── DATA IN THIS EXERCISE

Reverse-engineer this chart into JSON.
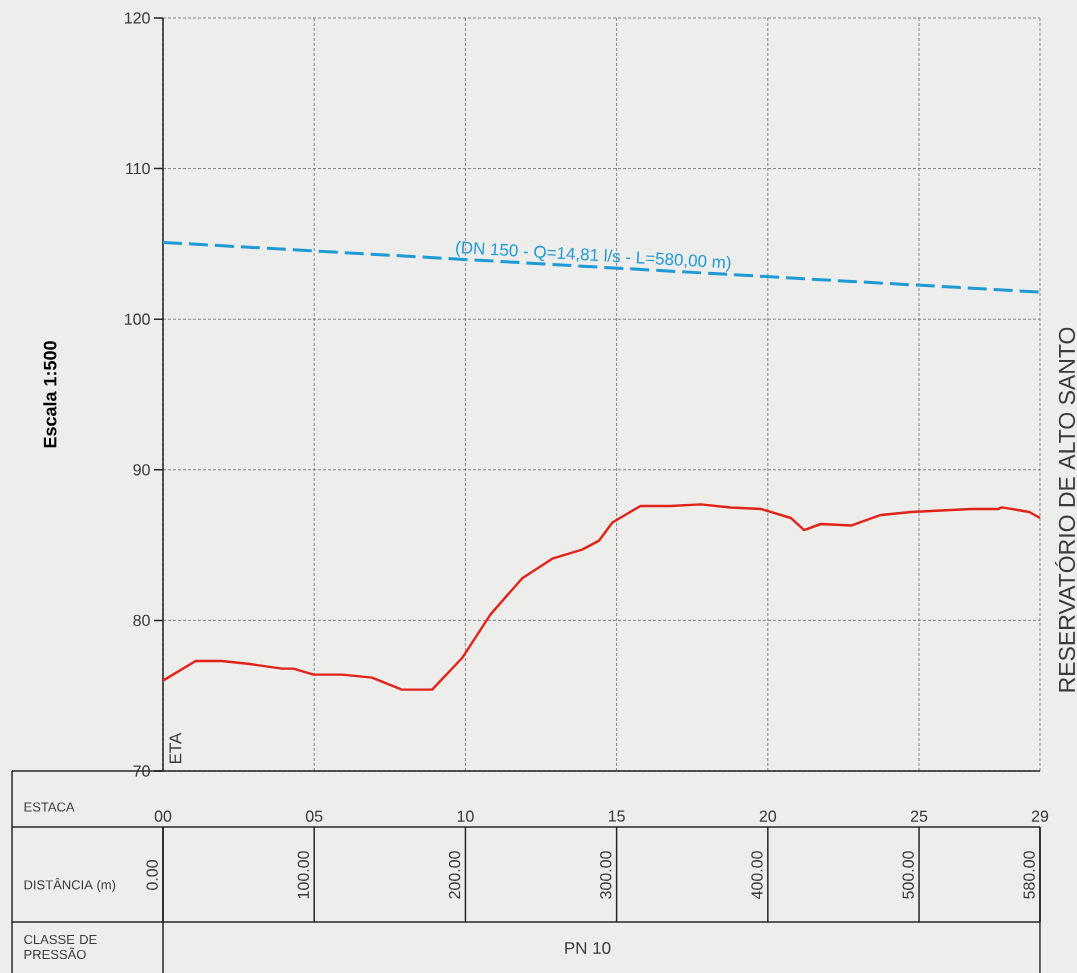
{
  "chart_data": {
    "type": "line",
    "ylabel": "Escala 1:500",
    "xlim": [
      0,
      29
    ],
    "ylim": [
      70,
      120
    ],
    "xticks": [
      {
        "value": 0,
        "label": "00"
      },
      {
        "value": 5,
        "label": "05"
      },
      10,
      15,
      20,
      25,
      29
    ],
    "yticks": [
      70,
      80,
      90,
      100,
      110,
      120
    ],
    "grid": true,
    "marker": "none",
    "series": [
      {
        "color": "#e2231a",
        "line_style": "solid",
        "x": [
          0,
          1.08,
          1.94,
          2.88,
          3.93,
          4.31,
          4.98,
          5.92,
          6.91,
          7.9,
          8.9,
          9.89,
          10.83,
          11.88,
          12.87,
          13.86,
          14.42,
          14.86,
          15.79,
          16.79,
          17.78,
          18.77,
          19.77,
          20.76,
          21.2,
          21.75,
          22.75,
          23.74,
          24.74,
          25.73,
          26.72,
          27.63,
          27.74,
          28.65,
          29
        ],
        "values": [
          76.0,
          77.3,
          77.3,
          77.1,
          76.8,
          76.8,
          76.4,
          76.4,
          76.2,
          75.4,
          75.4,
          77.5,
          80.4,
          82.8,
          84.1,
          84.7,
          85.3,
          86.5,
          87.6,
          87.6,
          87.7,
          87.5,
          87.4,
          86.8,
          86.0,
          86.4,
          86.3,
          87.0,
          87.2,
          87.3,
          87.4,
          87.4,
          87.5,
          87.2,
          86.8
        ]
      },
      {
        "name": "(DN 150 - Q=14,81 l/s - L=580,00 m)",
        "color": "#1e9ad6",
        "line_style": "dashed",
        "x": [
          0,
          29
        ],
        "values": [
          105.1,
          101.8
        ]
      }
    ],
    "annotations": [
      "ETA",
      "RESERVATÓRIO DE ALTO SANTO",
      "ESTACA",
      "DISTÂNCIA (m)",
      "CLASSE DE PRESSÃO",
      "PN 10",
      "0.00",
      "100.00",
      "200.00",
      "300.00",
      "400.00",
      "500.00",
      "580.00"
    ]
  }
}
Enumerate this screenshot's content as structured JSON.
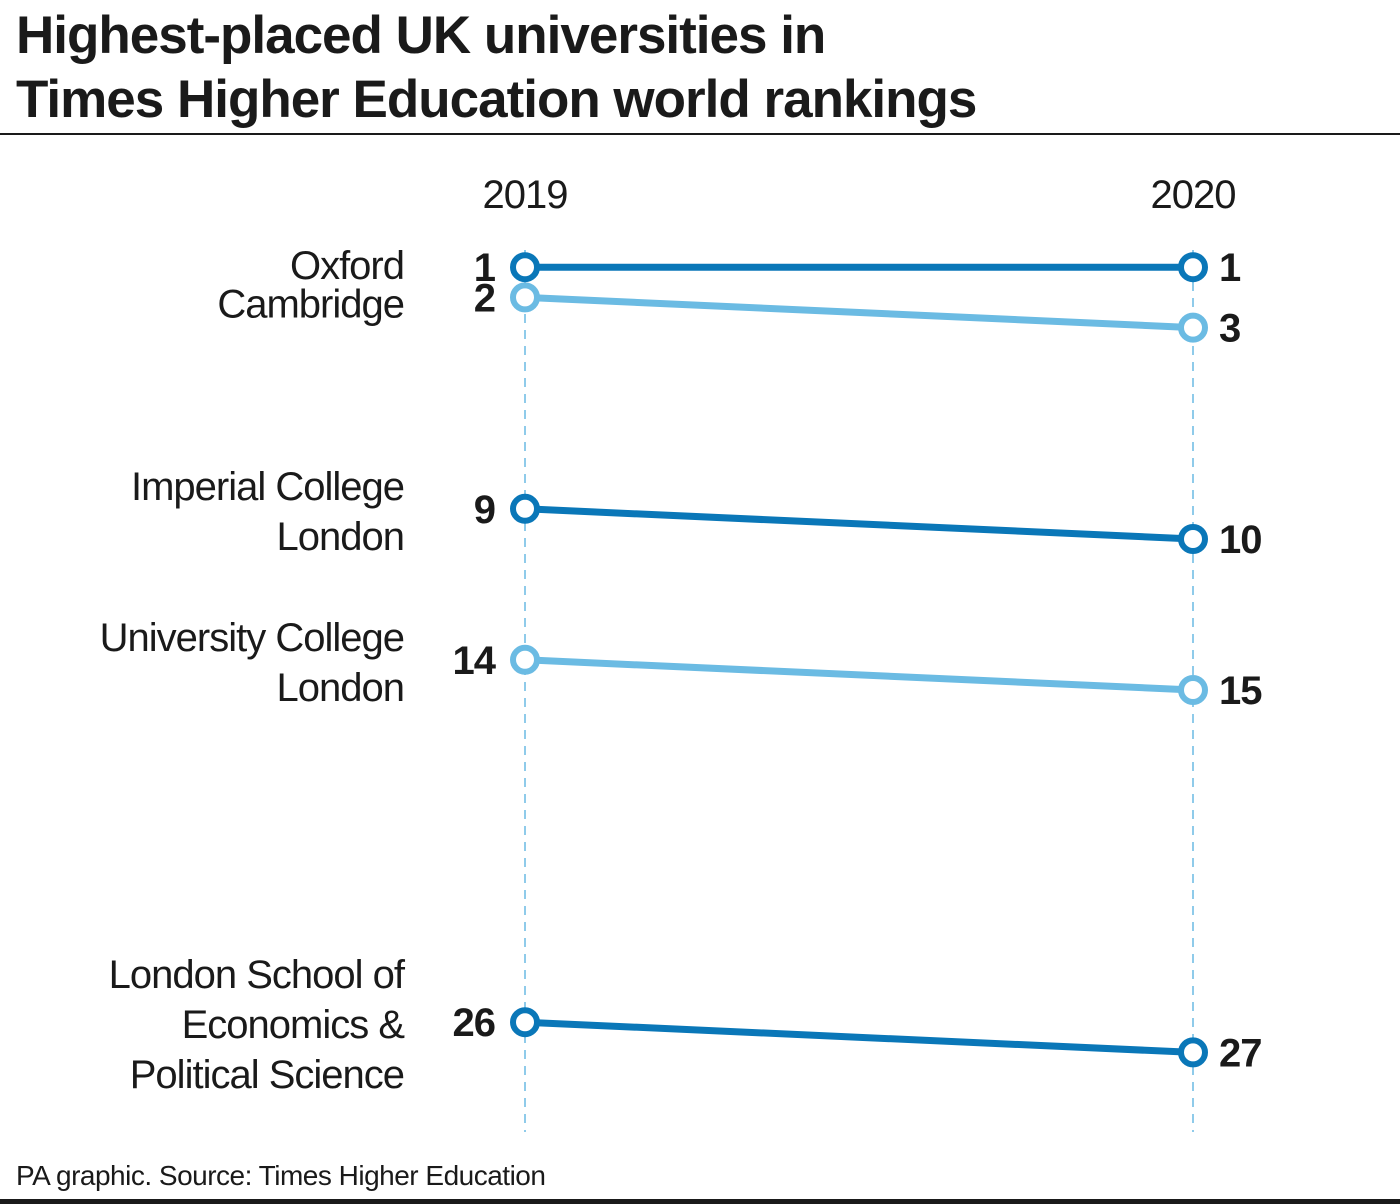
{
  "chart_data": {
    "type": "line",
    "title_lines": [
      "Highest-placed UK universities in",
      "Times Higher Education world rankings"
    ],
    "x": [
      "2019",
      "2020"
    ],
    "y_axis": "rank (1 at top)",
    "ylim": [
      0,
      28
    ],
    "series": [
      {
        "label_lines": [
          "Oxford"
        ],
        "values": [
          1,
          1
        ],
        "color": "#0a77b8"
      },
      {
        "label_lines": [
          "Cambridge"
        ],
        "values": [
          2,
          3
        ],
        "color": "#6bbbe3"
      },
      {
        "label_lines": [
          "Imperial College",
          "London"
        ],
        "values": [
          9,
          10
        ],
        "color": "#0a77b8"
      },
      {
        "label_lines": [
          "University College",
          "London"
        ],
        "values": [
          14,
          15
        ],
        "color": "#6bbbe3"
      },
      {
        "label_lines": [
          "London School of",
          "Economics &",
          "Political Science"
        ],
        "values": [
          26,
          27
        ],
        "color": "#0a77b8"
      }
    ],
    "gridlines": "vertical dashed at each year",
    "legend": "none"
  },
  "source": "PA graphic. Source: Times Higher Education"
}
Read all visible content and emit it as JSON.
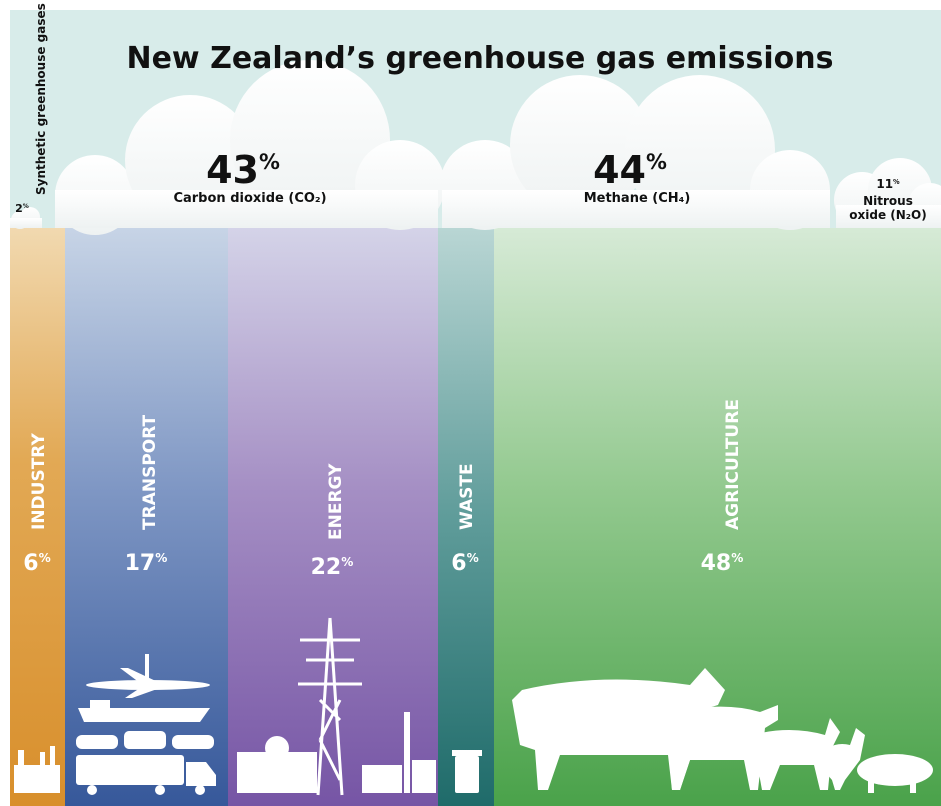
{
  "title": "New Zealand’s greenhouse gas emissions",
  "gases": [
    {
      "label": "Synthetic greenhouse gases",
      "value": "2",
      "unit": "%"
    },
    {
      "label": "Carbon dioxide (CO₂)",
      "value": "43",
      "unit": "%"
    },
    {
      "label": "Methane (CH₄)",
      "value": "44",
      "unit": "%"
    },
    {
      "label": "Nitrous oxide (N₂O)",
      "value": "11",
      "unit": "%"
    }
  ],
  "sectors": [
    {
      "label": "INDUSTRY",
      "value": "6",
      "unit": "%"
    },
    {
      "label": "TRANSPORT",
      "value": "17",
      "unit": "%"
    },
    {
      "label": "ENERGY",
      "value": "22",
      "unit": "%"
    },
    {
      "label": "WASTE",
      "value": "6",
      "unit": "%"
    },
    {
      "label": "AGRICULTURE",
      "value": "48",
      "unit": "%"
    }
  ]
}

────

EXERCISE DETAILS
Leaving the pictures aside, transcribe the entire listing exactly.

ANSWER TO THE TASK
Reverse-engineer this chart into JSON.
{
  "chart_data": {
    "type": "line",
    "ylabel": "Escala 1:500",
    "xlim": [
      0,
      29
    ],
    "ylim": [
      70,
      120
    ],
    "xticks": [
      {
        "value": 0,
        "label": "00"
      },
      {
        "value": 5,
        "label": "05"
      },
      10,
      15,
      20,
      25,
      29
    ],
    "yticks": [
      70,
      80,
      90,
      100,
      110,
      120
    ],
    "grid": true,
    "marker": "none",
    "series": [
      {
        "color": "#e2231a",
        "line_style": "solid",
        "x": [
          0,
          1.08,
          1.94,
          2.88,
          3.93,
          4.31,
          4.98,
          5.92,
          6.91,
          7.9,
          8.9,
          9.89,
          10.83,
          11.88,
          12.87,
          13.86,
          14.42,
          14.86,
          15.79,
          16.79,
          17.78,
          18.77,
          19.77,
          20.76,
          21.2,
          21.75,
          22.75,
          23.74,
          24.74,
          25.73,
          26.72,
          27.63,
          27.74,
          28.65,
          29
        ],
        "values": [
          76.0,
          77.3,
          77.3,
          77.1,
          76.8,
          76.8,
          76.4,
          76.4,
          76.2,
          75.4,
          75.4,
          77.5,
          80.4,
          82.8,
          84.1,
          84.7,
          85.3,
          86.5,
          87.6,
          87.6,
          87.7,
          87.5,
          87.4,
          86.8,
          86.0,
          86.4,
          86.3,
          87.0,
          87.2,
          87.3,
          87.4,
          87.4,
          87.5,
          87.2,
          86.8
        ]
      },
      {
        "name": "(DN 150 - Q=14,81 l/s - L=580,00 m)",
        "color": "#1e9ad6",
        "line_style": "dashed",
        "x": [
          0,
          29
        ],
        "values": [
          105.1,
          101.8
        ]
      }
    ],
    "annotations": [
      "ETA",
      "RESERVATÓRIO DE ALTO SANTO",
      "ESTACA",
      "DISTÂNCIA (m)",
      "CLASSE DE PRESSÃO",
      "PN 10",
      "0.00",
      "100.00",
      "200.00",
      "300.00",
      "400.00",
      "500.00",
      "580.00"
    ]
  }
}
Enumerate this screenshot's content as structured JSON.
{
  "chart_data": {
    "type": "line",
    "title_lines": [
      "Highest-placed UK universities in",
      "Times Higher Education world rankings"
    ],
    "x": [
      "2019",
      "2020"
    ],
    "y_axis": "rank (1 at top)",
    "ylim": [
      0,
      28
    ],
    "series": [
      {
        "label_lines": [
          "Oxford"
        ],
        "values": [
          1,
          1
        ],
        "color": "#0a77b8"
      },
      {
        "label_lines": [
          "Cambridge"
        ],
        "values": [
          2,
          3
        ],
        "color": "#6bbbe3"
      },
      {
        "label_lines": [
          "Imperial College",
          "London"
        ],
        "values": [
          9,
          10
        ],
        "color": "#0a77b8"
      },
      {
        "label_lines": [
          "University College",
          "London"
        ],
        "values": [
          14,
          15
        ],
        "color": "#6bbbe3"
      },
      {
        "label_lines": [
          "London School of",
          "Economics &",
          "Political Science"
        ],
        "values": [
          26,
          27
        ],
        "color": "#0a77b8"
      }
    ],
    "gridlines": "vertical dashed at each year",
    "legend": "none"
  },
  "source": "PA graphic. Source: Times Higher Education"
}
Read all visible content and emit it as JSON.
{
  "title": "New Zealand’s greenhouse gas emissions",
  "gases": [
    {
      "label": "Synthetic greenhouse gases",
      "value": "2",
      "unit": "%"
    },
    {
      "label": "Carbon dioxide (CO₂)",
      "value": "43",
      "unit": "%"
    },
    {
      "label": "Methane (CH₄)",
      "value": "44",
      "unit": "%"
    },
    {
      "label": "Nitrous oxide (N₂O)",
      "value": "11",
      "unit": "%"
    }
  ],
  "sectors": [
    {
      "label": "INDUSTRY",
      "value": "6",
      "unit": "%"
    },
    {
      "label": "TRANSPORT",
      "value": "17",
      "unit": "%"
    },
    {
      "label": "ENERGY",
      "value": "22",
      "unit": "%"
    },
    {
      "label": "WASTE",
      "value": "6",
      "unit": "%"
    },
    {
      "label": "AGRICULTURE",
      "value": "48",
      "unit": "%"
    }
  ]
}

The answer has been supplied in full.